Records supplied:
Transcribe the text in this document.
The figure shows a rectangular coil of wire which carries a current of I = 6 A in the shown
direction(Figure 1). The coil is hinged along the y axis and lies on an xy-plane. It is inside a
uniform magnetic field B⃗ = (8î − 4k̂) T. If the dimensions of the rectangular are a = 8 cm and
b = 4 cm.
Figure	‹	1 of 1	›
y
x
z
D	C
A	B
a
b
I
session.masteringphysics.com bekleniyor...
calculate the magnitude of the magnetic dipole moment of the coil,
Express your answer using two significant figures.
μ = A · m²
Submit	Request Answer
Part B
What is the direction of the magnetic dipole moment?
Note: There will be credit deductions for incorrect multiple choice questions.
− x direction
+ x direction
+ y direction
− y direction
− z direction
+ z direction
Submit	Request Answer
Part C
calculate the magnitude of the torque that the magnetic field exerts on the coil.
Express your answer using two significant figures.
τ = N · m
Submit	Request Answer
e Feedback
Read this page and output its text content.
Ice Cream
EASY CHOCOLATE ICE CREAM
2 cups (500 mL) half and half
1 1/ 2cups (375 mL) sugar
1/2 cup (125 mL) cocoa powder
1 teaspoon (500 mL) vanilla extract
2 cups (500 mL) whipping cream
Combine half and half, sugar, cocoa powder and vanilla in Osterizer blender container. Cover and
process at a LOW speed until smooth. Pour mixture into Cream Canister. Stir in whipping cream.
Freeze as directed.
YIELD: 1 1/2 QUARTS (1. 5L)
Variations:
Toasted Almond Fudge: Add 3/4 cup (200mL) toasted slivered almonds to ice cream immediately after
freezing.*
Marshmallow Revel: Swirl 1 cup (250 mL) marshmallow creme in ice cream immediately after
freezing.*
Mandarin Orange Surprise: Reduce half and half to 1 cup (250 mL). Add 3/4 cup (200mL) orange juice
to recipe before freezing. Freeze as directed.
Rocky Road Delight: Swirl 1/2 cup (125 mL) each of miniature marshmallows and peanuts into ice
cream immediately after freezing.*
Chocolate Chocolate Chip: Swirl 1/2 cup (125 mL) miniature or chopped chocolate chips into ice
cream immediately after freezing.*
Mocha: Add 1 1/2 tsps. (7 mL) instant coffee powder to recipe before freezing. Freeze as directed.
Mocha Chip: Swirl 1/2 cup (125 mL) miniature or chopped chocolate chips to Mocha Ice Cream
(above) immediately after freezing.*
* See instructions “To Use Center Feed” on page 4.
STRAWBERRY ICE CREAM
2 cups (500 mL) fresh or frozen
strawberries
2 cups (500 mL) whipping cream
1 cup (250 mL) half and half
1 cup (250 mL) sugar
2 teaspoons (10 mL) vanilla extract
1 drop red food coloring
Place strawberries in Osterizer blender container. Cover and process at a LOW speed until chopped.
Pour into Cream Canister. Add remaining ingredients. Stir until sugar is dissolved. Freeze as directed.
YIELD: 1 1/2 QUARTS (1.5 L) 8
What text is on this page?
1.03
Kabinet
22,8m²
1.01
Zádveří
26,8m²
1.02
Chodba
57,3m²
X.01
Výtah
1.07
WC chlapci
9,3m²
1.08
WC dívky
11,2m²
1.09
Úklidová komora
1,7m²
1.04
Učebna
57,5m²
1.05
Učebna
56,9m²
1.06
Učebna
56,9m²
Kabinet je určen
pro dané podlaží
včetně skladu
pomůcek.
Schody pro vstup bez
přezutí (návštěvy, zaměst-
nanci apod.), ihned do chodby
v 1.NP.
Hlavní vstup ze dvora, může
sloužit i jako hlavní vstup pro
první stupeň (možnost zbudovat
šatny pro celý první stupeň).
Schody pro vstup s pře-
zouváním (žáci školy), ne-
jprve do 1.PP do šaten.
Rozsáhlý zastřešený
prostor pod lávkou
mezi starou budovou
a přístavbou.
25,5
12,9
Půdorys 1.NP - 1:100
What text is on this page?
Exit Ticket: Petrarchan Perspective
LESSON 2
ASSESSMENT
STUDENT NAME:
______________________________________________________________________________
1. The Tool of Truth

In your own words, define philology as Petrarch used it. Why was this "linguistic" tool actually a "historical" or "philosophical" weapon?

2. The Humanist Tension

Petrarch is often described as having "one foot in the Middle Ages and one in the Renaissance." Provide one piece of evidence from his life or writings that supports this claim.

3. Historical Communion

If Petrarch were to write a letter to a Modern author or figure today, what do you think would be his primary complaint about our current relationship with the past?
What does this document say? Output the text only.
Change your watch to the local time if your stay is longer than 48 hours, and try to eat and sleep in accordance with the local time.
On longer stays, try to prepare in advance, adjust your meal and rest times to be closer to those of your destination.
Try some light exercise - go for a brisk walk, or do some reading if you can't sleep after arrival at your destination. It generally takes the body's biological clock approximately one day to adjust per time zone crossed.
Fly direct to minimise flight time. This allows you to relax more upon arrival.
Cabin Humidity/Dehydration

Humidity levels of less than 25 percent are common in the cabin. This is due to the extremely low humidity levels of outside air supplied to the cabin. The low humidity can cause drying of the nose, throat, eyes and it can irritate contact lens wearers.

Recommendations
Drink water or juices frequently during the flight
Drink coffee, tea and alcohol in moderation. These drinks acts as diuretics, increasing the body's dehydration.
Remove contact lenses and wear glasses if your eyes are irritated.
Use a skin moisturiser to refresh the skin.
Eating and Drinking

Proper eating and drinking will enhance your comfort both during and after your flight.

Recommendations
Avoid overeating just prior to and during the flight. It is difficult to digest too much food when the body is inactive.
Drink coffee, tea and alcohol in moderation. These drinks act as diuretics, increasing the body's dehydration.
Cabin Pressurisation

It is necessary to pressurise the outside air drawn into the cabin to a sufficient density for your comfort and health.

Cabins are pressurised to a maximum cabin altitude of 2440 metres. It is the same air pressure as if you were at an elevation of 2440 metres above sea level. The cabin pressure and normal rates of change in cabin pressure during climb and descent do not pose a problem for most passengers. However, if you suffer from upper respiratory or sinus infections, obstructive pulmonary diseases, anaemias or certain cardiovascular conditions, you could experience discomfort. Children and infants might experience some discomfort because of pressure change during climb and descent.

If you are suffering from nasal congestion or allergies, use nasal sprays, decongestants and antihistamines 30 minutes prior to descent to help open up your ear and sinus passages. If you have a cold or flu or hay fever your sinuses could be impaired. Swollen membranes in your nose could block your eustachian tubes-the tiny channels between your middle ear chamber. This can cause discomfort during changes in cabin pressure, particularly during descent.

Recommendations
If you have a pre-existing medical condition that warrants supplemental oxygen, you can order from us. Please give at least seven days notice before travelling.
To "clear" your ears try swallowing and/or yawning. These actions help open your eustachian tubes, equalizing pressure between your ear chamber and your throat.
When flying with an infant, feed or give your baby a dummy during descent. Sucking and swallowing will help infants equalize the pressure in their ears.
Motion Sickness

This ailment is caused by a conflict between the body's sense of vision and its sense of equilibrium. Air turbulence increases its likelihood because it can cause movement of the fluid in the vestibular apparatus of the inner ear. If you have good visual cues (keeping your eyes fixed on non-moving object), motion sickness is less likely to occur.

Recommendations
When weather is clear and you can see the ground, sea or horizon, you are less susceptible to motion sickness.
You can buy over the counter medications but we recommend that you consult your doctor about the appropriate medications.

Challenge: Copy out the full listing exactly.

Answer to the exercise:
Transcribe the text in this document.
The figure shows a rectangular coil of wire which carries a current of I = 6 A in the shown
direction(Figure 1). The coil is hinged along the y axis and lies on an xy-plane. It is inside a
uniform magnetic field B⃗ = (8î − 4k̂) T. If the dimensions of the rectangular are a = 8 cm and
b = 4 cm.
Figure	‹	1 of 1	›
y
x
z
D	C
A	B
a
b
I
session.masteringphysics.com bekleniyor...
calculate the magnitude of the magnetic dipole moment of the coil,
Express your answer using two significant figures.
μ = A · m²
Submit	Request Answer
Part B
What is the direction of the magnetic dipole moment?
Note: There will be credit deductions for incorrect multiple choice questions.
− x direction
+ x direction
+ y direction
− y direction
− z direction
+ z direction
Submit	Request Answer
Part C
calculate the magnitude of the torque that the magnetic field exerts on the coil.
Express your answer using two significant figures.
τ = N · m
Submit	Request Answer
e Feedback
Read this page and output its text content.
Ice Cream
EASY CHOCOLATE ICE CREAM
2 cups (500 mL) half and half
1 1/ 2cups (375 mL) sugar
1/2 cup (125 mL) cocoa powder
1 teaspoon (500 mL) vanilla extract
2 cups (500 mL) whipping cream
Combine half and half, sugar, cocoa powder and vanilla in Osterizer blender container. Cover and
process at a LOW speed until smooth. Pour mixture into Cream Canister. Stir in whipping cream.
Freeze as directed.
YIELD: 1 1/2 QUARTS (1. 5L)
Variations:
Toasted Almond Fudge: Add 3/4 cup (200mL) toasted slivered almonds to ice cream immediately after
freezing.*
Marshmallow Revel: Swirl 1 cup (250 mL) marshmallow creme in ice cream immediately after
freezing.*
Mandarin Orange Surprise: Reduce half and half to 1 cup (250 mL). Add 3/4 cup (200mL) orange juice
to recipe before freezing. Freeze as directed.
Rocky Road Delight: Swirl 1/2 cup (125 mL) each of miniature marshmallows and peanuts into ice
cream immediately after freezing.*
Chocolate Chocolate Chip: Swirl 1/2 cup (125 mL) miniature or chopped chocolate chips into ice
cream immediately after freezing.*
Mocha: Add 1 1/2 tsps. (7 mL) instant coffee powder to recipe before freezing. Freeze as directed.
Mocha Chip: Swirl 1/2 cup (125 mL) miniature or chopped chocolate chips to Mocha Ice Cream
(above) immediately after freezing.*
* See instructions “To Use Center Feed” on page 4.
STRAWBERRY ICE CREAM
2 cups (500 mL) fresh or frozen
strawberries
2 cups (500 mL) whipping cream
1 cup (250 mL) half and half
1 cup (250 mL) sugar
2 teaspoons (10 mL) vanilla extract
1 drop red food coloring
Place strawberries in Osterizer blender container. Cover and process at a LOW speed until chopped.
Pour into Cream Canister. Add remaining ingredients. Stir until sugar is dissolved. Freeze as directed.
YIELD: 1 1/2 QUARTS (1.5 L) 8
What text is on this page?
1.03
Kabinet
22,8m²
1.01
Zádveří
26,8m²
1.02
Chodba
57,3m²
X.01
Výtah
1.07
WC chlapci
9,3m²
1.08
WC dívky
11,2m²
1.09
Úklidová komora
1,7m²
1.04
Učebna
57,5m²
1.05
Učebna
56,9m²
1.06
Učebna
56,9m²
Kabinet je určen
pro dané podlaží
včetně skladu
pomůcek.
Schody pro vstup bez
přezutí (návštěvy, zaměst-
nanci apod.), ihned do chodby
v 1.NP.
Hlavní vstup ze dvora, může
sloužit i jako hlavní vstup pro
první stupeň (možnost zbudovat
šatny pro celý první stupeň).
Schody pro vstup s pře-
zouváním (žáci školy), ne-
jprve do 1.PP do šaten.
Rozsáhlý zastřešený
prostor pod lávkou
mezi starou budovou
a přístavbou.
25,5
12,9
Půdorys 1.NP - 1:100
What text is on this page?
Exit Ticket: Petrarchan Perspective
LESSON 2
ASSESSMENT
STUDENT NAME:
______________________________________________________________________________
1. The Tool of Truth

In your own words, define philology as Petrarch used it. Why was this "linguistic" tool actually a "historical" or "philosophical" weapon?

2. The Humanist Tension

Petrarch is often described as having "one foot in the Middle Ages and one in the Renaissance." Provide one piece of evidence from his life or writings that supports this claim.

3. Historical Communion

If Petrarch were to write a letter to a Modern author or figure today, what do you think would be his primary complaint about our current relationship with the past?
What does this document say? Output the text only.
Change your watch to the local time if your stay is longer than 48 hours, and try to eat and sleep in accordance with the local time.
On longer stays, try to prepare in advance, adjust your meal and rest times to be closer to those of your destination.
Try some light exercise - go for a brisk walk, or do some reading if you can't sleep after arrival at your destination. It generally takes the body's biological clock approximately one day to adjust per time zone crossed.
Fly direct to minimise flight time. This allows you to relax more upon arrival.
Cabin Humidity/Dehydration

Humidity levels of less than 25 percent are common in the cabin. This is due to the extremely low humidity levels of outside air supplied to the cabin. The low humidity can cause drying of the nose, throat, eyes and it can irritate contact lens wearers.

Recommendations
Drink water or juices frequently during the flight
Drink coffee, tea and alcohol in moderation. These drinks acts as diuretics, increasing the body's dehydration.
Remove contact lenses and wear glasses if your eyes are irritated.
Use a skin moisturiser to refresh the skin.
Eating and Drinking

Proper eating and drinking will enhance your comfort both during and after your flight.

Recommendations
Avoid overeating just prior to and during the flight. It is difficult to digest too much food when the body is inactive.
Drink coffee, tea and alcohol in moderation. These drinks act as diuretics, increasing the body's dehydration.
Cabin Pressurisation

It is necessary to pressurise the outside air drawn into the cabin to a sufficient density for your comfort and health.

Cabins are pressurised to a maximum cabin altitude of 2440 metres. It is the same air pressure as if you were at an elevation of 2440 metres above sea level. The cabin pressure and normal rates of change in cabin pressure during climb and descent do not pose a problem for most passengers. However, if you suffer from upper respiratory or sinus infections, obstructive pulmonary diseases, anaemias or certain cardiovascular conditions, you could experience discomfort. Children and infants might experience some discomfort because of pressure change during climb and descent.

If you are suffering from nasal congestion or allergies, use nasal sprays, decongestants and antihistamines 30 minutes prior to descent to help open up your ear and sinus passages. If you have a cold or flu or hay fever your sinuses could be impaired. Swollen membranes in your nose could block your eustachian tubes-the tiny channels between your middle ear chamber. This can cause discomfort during changes in cabin pressure, particularly during descent.

Recommendations
If you have a pre-existing medical condition that warrants supplemental oxygen, you can order from us. Please give at least seven days notice before travelling.
To "clear" your ears try swallowing and/or yawning. These actions help open your eustachian tubes, equalizing pressure between your ear chamber and your throat.
When flying with an infant, feed or give your baby a dummy during descent. Sucking and swallowing will help infants equalize the pressure in their ears.
Motion Sickness

This ailment is caused by a conflict between the body's sense of vision and its sense of equilibrium. Air turbulence increases its likelihood because it can cause movement of the fluid in the vestibular apparatus of the inner ear. If you have good visual cues (keeping your eyes fixed on non-moving object), motion sickness is less likely to occur.

Recommendations
When weather is clear and you can see the ground, sea or horizon, you are less susceptible to motion sickness.
You can buy over the counter medications but we recommend that you consult your doctor about the appropriate medications.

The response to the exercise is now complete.